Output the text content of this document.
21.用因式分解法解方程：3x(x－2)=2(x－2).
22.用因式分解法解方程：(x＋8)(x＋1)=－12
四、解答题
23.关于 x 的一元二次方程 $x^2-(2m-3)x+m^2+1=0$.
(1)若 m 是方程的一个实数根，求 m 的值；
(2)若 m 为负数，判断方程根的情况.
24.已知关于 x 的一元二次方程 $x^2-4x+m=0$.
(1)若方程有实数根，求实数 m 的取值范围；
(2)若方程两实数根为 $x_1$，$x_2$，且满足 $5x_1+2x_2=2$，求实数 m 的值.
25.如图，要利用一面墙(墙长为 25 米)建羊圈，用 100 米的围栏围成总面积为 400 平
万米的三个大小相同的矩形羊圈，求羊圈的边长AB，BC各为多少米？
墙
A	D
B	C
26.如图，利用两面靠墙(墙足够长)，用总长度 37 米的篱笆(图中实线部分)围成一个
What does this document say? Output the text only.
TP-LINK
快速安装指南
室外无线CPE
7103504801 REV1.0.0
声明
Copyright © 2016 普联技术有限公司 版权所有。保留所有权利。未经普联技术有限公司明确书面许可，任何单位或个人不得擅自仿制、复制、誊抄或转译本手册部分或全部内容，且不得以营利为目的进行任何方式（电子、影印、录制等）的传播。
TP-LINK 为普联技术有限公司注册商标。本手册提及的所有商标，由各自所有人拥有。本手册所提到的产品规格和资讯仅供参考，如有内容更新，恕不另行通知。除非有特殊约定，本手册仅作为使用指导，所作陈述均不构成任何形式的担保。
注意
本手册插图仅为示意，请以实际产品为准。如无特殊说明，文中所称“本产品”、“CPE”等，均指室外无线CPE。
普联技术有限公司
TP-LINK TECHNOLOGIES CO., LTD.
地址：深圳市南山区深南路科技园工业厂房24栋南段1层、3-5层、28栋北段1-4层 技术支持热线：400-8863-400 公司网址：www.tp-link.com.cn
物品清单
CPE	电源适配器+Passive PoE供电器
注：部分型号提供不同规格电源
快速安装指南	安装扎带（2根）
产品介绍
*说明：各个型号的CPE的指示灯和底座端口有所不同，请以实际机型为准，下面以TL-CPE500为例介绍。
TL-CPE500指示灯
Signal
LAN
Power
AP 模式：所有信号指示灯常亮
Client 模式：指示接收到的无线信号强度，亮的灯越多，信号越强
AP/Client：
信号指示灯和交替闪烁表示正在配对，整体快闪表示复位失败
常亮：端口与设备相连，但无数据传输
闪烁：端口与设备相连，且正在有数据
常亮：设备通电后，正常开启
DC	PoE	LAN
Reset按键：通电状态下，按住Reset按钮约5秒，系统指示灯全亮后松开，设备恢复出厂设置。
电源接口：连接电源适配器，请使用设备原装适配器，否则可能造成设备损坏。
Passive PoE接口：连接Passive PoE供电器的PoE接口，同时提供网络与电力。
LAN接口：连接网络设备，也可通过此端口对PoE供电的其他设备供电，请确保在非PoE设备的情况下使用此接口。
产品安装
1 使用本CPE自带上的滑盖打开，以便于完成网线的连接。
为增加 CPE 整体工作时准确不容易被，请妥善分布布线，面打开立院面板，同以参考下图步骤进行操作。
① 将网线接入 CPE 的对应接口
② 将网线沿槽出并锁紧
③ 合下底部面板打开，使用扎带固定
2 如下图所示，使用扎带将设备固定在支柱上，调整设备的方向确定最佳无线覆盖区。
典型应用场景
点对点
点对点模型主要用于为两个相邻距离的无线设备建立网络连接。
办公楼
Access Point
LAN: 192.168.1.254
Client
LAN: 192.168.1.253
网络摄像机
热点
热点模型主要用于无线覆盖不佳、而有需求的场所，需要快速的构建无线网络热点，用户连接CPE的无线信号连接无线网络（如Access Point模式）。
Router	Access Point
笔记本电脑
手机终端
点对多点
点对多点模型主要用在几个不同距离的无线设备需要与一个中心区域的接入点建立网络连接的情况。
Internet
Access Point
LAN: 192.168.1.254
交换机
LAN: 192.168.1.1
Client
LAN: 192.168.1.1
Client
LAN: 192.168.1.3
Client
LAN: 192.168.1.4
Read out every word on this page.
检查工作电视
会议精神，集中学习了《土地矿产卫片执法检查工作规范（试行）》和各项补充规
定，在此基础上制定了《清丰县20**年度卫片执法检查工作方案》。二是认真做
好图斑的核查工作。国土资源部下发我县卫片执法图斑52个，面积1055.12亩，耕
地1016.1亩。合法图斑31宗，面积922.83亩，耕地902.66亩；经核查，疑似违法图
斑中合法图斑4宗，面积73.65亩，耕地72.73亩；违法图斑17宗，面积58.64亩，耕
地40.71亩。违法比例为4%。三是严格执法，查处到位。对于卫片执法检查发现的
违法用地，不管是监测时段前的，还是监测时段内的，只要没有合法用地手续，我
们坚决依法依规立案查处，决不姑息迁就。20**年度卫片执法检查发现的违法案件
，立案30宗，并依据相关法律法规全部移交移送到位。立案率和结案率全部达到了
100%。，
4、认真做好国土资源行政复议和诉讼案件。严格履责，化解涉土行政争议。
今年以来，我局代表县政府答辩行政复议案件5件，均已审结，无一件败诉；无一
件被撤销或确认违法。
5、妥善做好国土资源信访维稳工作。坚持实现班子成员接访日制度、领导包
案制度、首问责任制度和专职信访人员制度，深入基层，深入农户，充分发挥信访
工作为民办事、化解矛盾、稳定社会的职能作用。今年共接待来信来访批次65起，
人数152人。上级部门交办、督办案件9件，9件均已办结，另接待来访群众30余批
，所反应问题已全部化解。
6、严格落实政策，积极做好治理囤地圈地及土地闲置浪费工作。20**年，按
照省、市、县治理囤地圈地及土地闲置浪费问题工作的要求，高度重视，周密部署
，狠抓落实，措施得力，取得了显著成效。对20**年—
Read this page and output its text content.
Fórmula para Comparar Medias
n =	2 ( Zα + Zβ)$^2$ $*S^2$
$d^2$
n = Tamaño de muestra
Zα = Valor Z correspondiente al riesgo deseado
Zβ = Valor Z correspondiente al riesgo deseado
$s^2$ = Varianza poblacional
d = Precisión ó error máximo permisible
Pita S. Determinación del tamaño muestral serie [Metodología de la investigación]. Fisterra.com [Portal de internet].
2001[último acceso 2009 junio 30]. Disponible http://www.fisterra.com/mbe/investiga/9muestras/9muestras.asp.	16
═══
## WHAT THIS TASK INVOLVES
Nothing in the listing may be changed; retype it all exactly.

## RESPONSE FOR THIS EXERCISE
Output the text content of this document.
21.用因式分解法解方程：3x(x－2)=2(x－2).
22.用因式分解法解方程：(x＋8)(x＋1)=－12
四、解答题
23.关于 x 的一元二次方程 $x^2-(2m-3)x+m^2+1=0$.
(1)若 m 是方程的一个实数根，求 m 的值；
(2)若 m 为负数，判断方程根的情况.
24.已知关于 x 的一元二次方程 $x^2-4x+m=0$.
(1)若方程有实数根，求实数 m 的取值范围；
(2)若方程两实数根为 $x_1$，$x_2$，且满足 $5x_1+2x_2=2$，求实数 m 的值.
25.如图，要利用一面墙(墙长为 25 米)建羊圈，用 100 米的围栏围成总面积为 400 平
万米的三个大小相同的矩形羊圈，求羊圈的边长AB，BC各为多少米？
墙
A	D
B	C
26.如图，利用两面靠墙(墙足够长)，用总长度 37 米的篱笆(图中实线部分)围成一个
What does this document say? Output the text only.
TP-LINK
快速安装指南
室外无线CPE
7103504801 REV1.0.0
声明
Copyright © 2016 普联技术有限公司 版权所有。保留所有权利。未经普联技术有限公司明确书面许可，任何单位或个人不得擅自仿制、复制、誊抄或转译本手册部分或全部内容，且不得以营利为目的进行任何方式（电子、影印、录制等）的传播。
TP-LINK 为普联技术有限公司注册商标。本手册提及的所有商标，由各自所有人拥有。本手册所提到的产品规格和资讯仅供参考，如有内容更新，恕不另行通知。除非有特殊约定，本手册仅作为使用指导，所作陈述均不构成任何形式的担保。
注意
本手册插图仅为示意，请以实际产品为准。如无特殊说明，文中所称“本产品”、“CPE”等，均指室外无线CPE。
普联技术有限公司
TP-LINK TECHNOLOGIES CO., LTD.
地址：深圳市南山区深南路科技园工业厂房24栋南段1层、3-5层、28栋北段1-4层 技术支持热线：400-8863-400 公司网址：www.tp-link.com.cn
物品清单
CPE	电源适配器+Passive PoE供电器
注：部分型号提供不同规格电源
快速安装指南	安装扎带（2根）
产品介绍
*说明：各个型号的CPE的指示灯和底座端口有所不同，请以实际机型为准，下面以TL-CPE500为例介绍。
TL-CPE500指示灯
Signal
LAN
Power
AP 模式：所有信号指示灯常亮
Client 模式：指示接收到的无线信号强度，亮的灯越多，信号越强
AP/Client：
信号指示灯和交替闪烁表示正在配对，整体快闪表示复位失败
常亮：端口与设备相连，但无数据传输
闪烁：端口与设备相连，且正在有数据
常亮：设备通电后，正常开启
DC	PoE	LAN
Reset按键：通电状态下，按住Reset按钮约5秒，系统指示灯全亮后松开，设备恢复出厂设置。
电源接口：连接电源适配器，请使用设备原装适配器，否则可能造成设备损坏。
Passive PoE接口：连接Passive PoE供电器的PoE接口，同时提供网络与电力。
LAN接口：连接网络设备，也可通过此端口对PoE供电的其他设备供电，请确保在非PoE设备的情况下使用此接口。
产品安装
1 使用本CPE自带上的滑盖打开，以便于完成网线的连接。
为增加 CPE 整体工作时准确不容易被，请妥善分布布线，面打开立院面板，同以参考下图步骤进行操作。
① 将网线接入 CPE 的对应接口
② 将网线沿槽出并锁紧
③ 合下底部面板打开，使用扎带固定
2 如下图所示，使用扎带将设备固定在支柱上，调整设备的方向确定最佳无线覆盖区。
典型应用场景
点对点
点对点模型主要用于为两个相邻距离的无线设备建立网络连接。
办公楼
Access Point
LAN: 192.168.1.254
Client
LAN: 192.168.1.253
网络摄像机
热点
热点模型主要用于无线覆盖不佳、而有需求的场所，需要快速的构建无线网络热点，用户连接CPE的无线信号连接无线网络（如Access Point模式）。
Router	Access Point
笔记本电脑
手机终端
点对多点
点对多点模型主要用在几个不同距离的无线设备需要与一个中心区域的接入点建立网络连接的情况。
Internet
Access Point
LAN: 192.168.1.254
交换机
LAN: 192.168.1.1
Client
LAN: 192.168.1.1
Client
LAN: 192.168.1.3
Client
LAN: 192.168.1.4
Read out every word on this page.
检查工作电视
会议精神，集中学习了《土地矿产卫片执法检查工作规范（试行）》和各项补充规
定，在此基础上制定了《清丰县20**年度卫片执法检查工作方案》。二是认真做
好图斑的核查工作。国土资源部下发我县卫片执法图斑52个，面积1055.12亩，耕
地1016.1亩。合法图斑31宗，面积922.83亩，耕地902.66亩；经核查，疑似违法图
斑中合法图斑4宗，面积73.65亩，耕地72.73亩；违法图斑17宗，面积58.64亩，耕
地40.71亩。违法比例为4%。三是严格执法，查处到位。对于卫片执法检查发现的
违法用地，不管是监测时段前的，还是监测时段内的，只要没有合法用地手续，我
们坚决依法依规立案查处，决不姑息迁就。20**年度卫片执法检查发现的违法案件
，立案30宗，并依据相关法律法规全部移交移送到位。立案率和结案率全部达到了
100%。，
4、认真做好国土资源行政复议和诉讼案件。严格履责，化解涉土行政争议。
今年以来，我局代表县政府答辩行政复议案件5件，均已审结，无一件败诉；无一
件被撤销或确认违法。
5、妥善做好国土资源信访维稳工作。坚持实现班子成员接访日制度、领导包
案制度、首问责任制度和专职信访人员制度，深入基层，深入农户，充分发挥信访
工作为民办事、化解矛盾、稳定社会的职能作用。今年共接待来信来访批次65起，
人数152人。上级部门交办、督办案件9件，9件均已办结，另接待来访群众30余批
，所反应问题已全部化解。
6、严格落实政策，积极做好治理囤地圈地及土地闲置浪费工作。20**年，按
照省、市、县治理囤地圈地及土地闲置浪费问题工作的要求，高度重视，周密部署
，狠抓落实，措施得力，取得了显著成效。对20**年—
Read this page and output its text content.
Fórmula para Comparar Medias
n =	2 ( Zα + Zβ)$^2$ $*S^2$
$d^2$
n = Tamaño de muestra
Zα = Valor Z correspondiente al riesgo deseado
Zβ = Valor Z correspondiente al riesgo deseado
$s^2$ = Varianza poblacional
d = Precisión ó error máximo permisible
Pita S. Determinación del tamaño muestral serie [Metodología de la investigación]. Fisterra.com [Portal de internet].
2001[último acceso 2009 junio 30]. Disponible http://www.fisterra.com/mbe/investiga/9muestras/9muestras.asp.	16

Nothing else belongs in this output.